[Collected data]
-- BEGIN --

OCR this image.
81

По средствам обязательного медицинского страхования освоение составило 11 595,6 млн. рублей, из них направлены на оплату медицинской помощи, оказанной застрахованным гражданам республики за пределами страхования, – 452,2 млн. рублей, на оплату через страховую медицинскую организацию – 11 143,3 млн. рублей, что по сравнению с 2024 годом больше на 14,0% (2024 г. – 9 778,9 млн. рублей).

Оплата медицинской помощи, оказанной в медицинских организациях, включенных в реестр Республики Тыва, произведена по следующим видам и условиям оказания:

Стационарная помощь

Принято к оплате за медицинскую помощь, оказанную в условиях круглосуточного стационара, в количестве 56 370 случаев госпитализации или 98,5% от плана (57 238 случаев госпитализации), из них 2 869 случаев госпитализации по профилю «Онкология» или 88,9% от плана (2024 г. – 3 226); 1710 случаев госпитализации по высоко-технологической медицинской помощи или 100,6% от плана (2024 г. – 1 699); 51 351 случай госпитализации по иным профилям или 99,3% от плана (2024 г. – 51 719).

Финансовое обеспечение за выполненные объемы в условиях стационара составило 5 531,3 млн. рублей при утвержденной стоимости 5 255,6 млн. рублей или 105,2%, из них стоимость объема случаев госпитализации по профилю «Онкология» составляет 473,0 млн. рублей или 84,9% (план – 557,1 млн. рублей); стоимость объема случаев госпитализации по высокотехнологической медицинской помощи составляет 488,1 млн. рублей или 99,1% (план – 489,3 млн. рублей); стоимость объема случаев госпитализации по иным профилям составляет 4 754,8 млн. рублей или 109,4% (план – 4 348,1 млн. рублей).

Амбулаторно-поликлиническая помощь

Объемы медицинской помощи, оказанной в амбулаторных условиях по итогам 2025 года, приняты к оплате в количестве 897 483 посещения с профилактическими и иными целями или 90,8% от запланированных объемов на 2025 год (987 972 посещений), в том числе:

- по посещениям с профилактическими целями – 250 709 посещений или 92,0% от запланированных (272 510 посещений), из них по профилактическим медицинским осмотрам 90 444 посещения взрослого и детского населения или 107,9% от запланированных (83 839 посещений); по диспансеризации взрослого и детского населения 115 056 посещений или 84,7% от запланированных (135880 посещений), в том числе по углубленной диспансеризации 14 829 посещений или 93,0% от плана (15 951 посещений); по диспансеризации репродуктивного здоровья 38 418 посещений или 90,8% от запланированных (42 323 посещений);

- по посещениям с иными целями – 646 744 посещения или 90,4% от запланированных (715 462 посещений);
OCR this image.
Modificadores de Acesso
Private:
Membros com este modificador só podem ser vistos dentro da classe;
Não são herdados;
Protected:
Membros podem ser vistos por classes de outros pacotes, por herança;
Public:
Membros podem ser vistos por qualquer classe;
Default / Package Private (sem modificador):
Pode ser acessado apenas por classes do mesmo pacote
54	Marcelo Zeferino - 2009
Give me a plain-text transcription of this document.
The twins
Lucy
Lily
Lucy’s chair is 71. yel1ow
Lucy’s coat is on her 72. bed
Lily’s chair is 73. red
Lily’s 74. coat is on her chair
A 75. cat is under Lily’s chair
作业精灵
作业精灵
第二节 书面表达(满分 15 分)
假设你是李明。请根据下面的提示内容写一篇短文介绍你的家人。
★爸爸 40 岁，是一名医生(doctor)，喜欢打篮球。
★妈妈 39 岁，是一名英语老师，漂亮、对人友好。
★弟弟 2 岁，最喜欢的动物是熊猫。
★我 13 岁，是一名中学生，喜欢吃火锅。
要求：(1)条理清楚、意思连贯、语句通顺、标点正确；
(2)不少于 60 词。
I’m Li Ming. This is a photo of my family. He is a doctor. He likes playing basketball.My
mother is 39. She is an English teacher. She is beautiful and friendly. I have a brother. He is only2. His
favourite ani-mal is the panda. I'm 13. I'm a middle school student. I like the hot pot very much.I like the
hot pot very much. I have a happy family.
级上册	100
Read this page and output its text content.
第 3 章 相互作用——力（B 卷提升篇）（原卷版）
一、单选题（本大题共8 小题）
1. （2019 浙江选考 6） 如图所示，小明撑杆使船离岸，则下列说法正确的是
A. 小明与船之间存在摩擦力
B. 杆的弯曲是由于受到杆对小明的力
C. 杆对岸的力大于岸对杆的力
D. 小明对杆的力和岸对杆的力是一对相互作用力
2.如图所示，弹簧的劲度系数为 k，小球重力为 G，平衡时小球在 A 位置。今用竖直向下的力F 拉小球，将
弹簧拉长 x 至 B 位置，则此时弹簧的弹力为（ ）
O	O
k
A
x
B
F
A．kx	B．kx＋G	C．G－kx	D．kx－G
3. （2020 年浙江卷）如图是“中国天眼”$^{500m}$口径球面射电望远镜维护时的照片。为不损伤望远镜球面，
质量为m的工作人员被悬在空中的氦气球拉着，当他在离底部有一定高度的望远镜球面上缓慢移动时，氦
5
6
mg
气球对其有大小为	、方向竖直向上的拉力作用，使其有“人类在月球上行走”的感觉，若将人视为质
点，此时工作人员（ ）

-- END --

EXERCISE BRIEF: Locate the word "Lucy" in the records and collect each line it appears in.

CORRECT ANSWER:
Lucy
Lucy’s chair is 71. yel1ow
Lucy’s coat is on her 72. bed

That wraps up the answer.